§ Exercise data
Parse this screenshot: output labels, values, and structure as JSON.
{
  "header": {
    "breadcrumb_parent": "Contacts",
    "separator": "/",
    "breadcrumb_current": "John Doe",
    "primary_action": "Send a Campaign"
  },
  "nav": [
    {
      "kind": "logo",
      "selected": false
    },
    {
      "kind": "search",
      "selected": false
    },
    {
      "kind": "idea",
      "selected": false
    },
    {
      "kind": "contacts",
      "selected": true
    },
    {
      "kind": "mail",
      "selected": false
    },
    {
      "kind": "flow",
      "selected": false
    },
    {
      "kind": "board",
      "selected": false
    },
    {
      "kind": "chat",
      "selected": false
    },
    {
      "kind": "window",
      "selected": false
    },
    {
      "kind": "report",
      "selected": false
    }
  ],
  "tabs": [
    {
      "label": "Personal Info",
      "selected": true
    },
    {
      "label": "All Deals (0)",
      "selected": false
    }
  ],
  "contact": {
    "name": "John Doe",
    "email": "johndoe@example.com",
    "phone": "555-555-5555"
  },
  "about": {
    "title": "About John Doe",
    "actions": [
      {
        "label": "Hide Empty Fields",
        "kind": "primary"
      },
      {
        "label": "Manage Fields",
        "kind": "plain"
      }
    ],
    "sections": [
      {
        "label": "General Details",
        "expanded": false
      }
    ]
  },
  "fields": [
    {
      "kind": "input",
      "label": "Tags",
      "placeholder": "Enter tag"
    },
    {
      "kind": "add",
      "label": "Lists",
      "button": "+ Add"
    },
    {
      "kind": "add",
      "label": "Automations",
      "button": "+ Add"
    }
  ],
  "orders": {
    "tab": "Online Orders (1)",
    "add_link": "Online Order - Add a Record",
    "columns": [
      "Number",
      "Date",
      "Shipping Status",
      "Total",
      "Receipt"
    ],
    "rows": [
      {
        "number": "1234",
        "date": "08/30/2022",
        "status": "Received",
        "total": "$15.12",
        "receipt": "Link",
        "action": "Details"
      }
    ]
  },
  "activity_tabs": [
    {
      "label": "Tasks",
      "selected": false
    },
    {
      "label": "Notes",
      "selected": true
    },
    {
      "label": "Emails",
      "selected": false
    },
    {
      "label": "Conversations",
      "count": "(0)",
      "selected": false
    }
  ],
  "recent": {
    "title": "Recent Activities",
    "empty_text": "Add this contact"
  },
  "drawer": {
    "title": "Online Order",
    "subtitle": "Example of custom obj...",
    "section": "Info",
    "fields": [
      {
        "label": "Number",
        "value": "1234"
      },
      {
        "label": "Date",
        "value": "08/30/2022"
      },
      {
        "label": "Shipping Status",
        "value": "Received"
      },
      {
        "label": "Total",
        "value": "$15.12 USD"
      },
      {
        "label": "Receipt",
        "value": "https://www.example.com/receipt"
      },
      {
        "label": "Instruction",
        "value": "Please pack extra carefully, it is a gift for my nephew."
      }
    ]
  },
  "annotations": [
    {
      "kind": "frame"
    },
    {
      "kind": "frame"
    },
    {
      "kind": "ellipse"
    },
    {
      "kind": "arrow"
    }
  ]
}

§ Work to do
Every record shown above must be echoed exactly.

§ Written reply
Parse this screenshot: output labels, values, and structure as JSON.
{
  "header": {
    "breadcrumb_parent": "Contacts",
    "separator": "/",
    "breadcrumb_current": "John Doe",
    "primary_action": "Send a Campaign"
  },
  "nav": [
    {
      "kind": "logo",
      "selected": false
    },
    {
      "kind": "search",
      "selected": false
    },
    {
      "kind": "idea",
      "selected": false
    },
    {
      "kind": "contacts",
      "selected": true
    },
    {
      "kind": "mail",
      "selected": false
    },
    {
      "kind": "flow",
      "selected": false
    },
    {
      "kind": "board",
      "selected": false
    },
    {
      "kind": "chat",
      "selected": false
    },
    {
      "kind": "window",
      "selected": false
    },
    {
      "kind": "report",
      "selected": false
    }
  ],
  "tabs": [
    {
      "label": "Personal Info",
      "selected": true
    },
    {
      "label": "All Deals (0)",
      "selected": false
    }
  ],
  "contact": {
    "name": "John Doe",
    "email": "johndoe@example.com",
    "phone": "555-555-5555"
  },
  "about": {
    "title": "About John Doe",
    "actions": [
      {
        "label": "Hide Empty Fields",
        "kind": "primary"
      },
      {
        "label": "Manage Fields",
        "kind": "plain"
      }
    ],
    "sections": [
      {
        "label": "General Details",
        "expanded": false
      }
    ]
  },
  "fields": [
    {
      "kind": "input",
      "label": "Tags",
      "placeholder": "Enter tag"
    },
    {
      "kind": "add",
      "label": "Lists",
      "button": "+ Add"
    },
    {
      "kind": "add",
      "label": "Automations",
      "button": "+ Add"
    }
  ],
  "orders": {
    "tab": "Online Orders (1)",
    "add_link": "Online Order - Add a Record",
    "columns": [
      "Number",
      "Date",
      "Shipping Status",
      "Total",
      "Receipt"
    ],
    "rows": [
      {
        "number": "1234",
        "date": "08/30/2022",
        "status": "Received",
        "total": "$15.12",
        "receipt": "Link",
        "action": "Details"
      }
    ]
  },
  "activity_tabs": [
    {
      "label": "Tasks",
      "selected": false
    },
    {
      "label": "Notes",
      "selected": true
    },
    {
      "label": "Emails",
      "selected": false
    },
    {
      "label": "Conversations",
      "count": "(0)",
      "selected": false
    }
  ],
  "recent": {
    "title": "Recent Activities",
    "empty_text": "Add this contact"
  },
  "drawer": {
    "title": "Online Order",
    "subtitle": "Example of custom obj...",
    "section": "Info",
    "fields": [
      {
        "label": "Number",
        "value": "1234"
      },
      {
        "label": "Date",
        "value": "08/30/2022"
      },
      {
        "label": "Shipping Status",
        "value": "Received"
      },
      {
        "label": "Total",
        "value": "$15.12 USD"
      },
      {
        "label": "Receipt",
        "value": "https://www.example.com/receipt"
      },
      {
        "label": "Instruction",
        "value": "Please pack extra carefully, it is a gift for my nephew."
      }
    ]
  },
  "annotations": [
    {
      "kind": "frame"
    },
    {
      "kind": "frame"
    },
    {
      "kind": "ellipse"
    },
    {
      "kind": "arrow"
    }
  ]
}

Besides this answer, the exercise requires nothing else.